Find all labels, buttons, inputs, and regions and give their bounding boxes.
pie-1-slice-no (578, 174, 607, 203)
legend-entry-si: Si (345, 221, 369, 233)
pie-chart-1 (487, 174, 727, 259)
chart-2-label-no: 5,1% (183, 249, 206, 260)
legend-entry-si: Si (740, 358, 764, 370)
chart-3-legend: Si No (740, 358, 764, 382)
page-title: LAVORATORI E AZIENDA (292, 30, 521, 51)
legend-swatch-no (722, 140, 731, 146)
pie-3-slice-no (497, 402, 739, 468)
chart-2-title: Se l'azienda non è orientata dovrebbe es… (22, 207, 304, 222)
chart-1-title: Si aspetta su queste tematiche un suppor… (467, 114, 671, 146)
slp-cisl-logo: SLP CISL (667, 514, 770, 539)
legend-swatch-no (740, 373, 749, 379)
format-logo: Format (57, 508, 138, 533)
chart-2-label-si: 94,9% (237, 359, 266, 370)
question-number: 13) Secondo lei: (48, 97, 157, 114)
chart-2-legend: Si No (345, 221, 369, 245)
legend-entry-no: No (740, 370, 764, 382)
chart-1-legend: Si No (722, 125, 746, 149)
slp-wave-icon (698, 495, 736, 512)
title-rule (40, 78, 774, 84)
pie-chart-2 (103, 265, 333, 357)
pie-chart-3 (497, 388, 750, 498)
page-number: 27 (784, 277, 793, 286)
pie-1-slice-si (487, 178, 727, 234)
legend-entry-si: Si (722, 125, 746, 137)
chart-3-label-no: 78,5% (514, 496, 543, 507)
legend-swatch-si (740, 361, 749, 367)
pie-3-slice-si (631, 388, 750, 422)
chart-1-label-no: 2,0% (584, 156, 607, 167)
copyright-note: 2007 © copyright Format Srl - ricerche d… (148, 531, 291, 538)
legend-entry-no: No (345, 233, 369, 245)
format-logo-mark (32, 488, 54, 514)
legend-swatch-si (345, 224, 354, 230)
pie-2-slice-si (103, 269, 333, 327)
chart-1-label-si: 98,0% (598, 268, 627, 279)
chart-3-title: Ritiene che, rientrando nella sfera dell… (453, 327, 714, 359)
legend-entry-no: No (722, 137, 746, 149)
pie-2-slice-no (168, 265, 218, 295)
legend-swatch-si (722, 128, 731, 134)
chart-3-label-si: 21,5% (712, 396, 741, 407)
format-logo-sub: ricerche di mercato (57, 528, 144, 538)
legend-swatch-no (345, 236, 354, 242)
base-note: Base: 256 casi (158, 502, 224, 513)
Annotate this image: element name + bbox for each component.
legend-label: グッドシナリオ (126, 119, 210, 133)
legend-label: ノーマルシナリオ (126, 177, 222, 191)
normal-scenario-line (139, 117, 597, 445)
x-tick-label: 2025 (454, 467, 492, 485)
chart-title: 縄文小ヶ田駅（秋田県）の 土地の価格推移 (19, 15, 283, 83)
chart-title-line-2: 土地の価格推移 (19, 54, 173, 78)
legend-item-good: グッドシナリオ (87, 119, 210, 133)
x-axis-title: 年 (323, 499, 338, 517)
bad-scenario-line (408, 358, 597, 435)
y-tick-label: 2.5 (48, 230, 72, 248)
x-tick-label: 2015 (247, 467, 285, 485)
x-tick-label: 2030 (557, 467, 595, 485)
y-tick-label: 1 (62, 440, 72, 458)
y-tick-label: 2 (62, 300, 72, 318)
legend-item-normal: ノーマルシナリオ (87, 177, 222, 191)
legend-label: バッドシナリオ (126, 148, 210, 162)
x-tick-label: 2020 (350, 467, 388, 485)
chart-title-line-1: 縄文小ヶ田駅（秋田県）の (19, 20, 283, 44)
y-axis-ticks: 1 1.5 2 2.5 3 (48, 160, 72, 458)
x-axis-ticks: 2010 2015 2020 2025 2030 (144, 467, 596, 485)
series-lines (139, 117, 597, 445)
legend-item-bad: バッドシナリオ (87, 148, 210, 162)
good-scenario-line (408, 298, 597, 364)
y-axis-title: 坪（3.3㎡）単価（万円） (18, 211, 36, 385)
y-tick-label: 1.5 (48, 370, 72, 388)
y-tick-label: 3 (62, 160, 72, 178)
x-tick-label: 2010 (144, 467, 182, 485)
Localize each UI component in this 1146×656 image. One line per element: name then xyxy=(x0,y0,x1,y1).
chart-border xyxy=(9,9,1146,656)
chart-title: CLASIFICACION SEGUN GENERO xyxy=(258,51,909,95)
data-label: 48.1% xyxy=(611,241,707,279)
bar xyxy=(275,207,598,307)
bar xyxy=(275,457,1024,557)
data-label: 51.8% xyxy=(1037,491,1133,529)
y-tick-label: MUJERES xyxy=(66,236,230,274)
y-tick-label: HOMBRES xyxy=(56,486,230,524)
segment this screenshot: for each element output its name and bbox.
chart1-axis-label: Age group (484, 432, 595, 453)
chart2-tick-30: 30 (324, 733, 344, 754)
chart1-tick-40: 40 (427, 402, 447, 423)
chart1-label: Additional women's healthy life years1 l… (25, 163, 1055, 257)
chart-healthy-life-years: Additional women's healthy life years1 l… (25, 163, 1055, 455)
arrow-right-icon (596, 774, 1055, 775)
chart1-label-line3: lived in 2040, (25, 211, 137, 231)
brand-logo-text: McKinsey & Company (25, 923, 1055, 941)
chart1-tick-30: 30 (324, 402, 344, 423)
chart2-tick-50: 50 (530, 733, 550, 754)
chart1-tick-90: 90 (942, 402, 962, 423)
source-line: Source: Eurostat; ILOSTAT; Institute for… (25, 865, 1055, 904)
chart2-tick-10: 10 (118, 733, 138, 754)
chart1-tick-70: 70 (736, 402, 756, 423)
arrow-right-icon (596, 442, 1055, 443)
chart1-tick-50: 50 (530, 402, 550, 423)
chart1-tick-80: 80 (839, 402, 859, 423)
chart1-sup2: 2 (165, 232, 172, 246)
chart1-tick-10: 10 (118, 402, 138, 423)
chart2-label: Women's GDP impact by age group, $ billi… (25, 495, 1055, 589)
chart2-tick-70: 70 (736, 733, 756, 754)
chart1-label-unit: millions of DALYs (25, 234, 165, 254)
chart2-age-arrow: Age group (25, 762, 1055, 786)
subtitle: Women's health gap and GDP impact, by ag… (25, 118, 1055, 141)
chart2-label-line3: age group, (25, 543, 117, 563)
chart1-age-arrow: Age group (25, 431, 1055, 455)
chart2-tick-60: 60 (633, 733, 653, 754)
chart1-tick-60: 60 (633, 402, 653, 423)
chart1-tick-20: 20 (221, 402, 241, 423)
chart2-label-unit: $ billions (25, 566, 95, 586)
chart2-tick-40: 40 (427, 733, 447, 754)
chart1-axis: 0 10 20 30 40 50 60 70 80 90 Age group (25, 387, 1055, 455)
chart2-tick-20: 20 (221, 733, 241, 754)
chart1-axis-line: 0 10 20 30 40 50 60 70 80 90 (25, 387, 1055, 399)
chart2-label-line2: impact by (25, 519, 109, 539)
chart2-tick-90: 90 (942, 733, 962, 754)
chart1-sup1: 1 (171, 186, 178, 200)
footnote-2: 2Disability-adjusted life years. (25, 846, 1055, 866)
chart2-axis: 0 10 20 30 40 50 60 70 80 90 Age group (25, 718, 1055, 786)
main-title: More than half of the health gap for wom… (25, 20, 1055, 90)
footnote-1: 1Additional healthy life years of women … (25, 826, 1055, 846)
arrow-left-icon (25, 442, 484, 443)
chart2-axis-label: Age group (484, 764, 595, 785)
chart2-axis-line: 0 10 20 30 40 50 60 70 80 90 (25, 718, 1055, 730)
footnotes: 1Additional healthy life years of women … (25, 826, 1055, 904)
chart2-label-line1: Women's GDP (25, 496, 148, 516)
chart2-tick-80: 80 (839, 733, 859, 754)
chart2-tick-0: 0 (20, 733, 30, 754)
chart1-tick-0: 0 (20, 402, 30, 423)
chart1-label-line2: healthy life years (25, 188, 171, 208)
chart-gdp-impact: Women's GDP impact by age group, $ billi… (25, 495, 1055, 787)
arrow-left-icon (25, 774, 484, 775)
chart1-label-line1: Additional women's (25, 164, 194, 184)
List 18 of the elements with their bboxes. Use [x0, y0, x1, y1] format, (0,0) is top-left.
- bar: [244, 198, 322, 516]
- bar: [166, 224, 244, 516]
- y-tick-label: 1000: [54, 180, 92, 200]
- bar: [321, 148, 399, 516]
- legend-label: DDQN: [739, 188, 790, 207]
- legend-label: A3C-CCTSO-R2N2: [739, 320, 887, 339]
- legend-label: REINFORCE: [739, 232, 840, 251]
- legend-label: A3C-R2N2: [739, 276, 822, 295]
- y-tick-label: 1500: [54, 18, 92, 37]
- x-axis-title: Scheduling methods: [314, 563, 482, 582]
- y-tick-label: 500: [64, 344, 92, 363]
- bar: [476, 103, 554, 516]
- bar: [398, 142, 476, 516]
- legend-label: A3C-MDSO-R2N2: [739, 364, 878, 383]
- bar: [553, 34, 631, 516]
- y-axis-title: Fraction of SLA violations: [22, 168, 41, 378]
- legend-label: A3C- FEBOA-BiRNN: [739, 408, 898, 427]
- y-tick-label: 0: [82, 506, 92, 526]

§ EXERCISE
Set down every line verbatim, starting at the first line of the items above and ending at the line that contains "chart-3-legend: Si No (740, 358, 764, 382)", with both of those lines included.

§ CORRECT RESPONSE
Find all labels, buttons, inputs, and regions and give their bounding boxes.
pie-1-slice-no (578, 174, 607, 203)
legend-entry-si: Si (345, 221, 369, 233)
pie-chart-1 (487, 174, 727, 259)
chart-2-label-no: 5,1% (183, 249, 206, 260)
legend-entry-si: Si (740, 358, 764, 370)
chart-3-legend: Si No (740, 358, 764, 382)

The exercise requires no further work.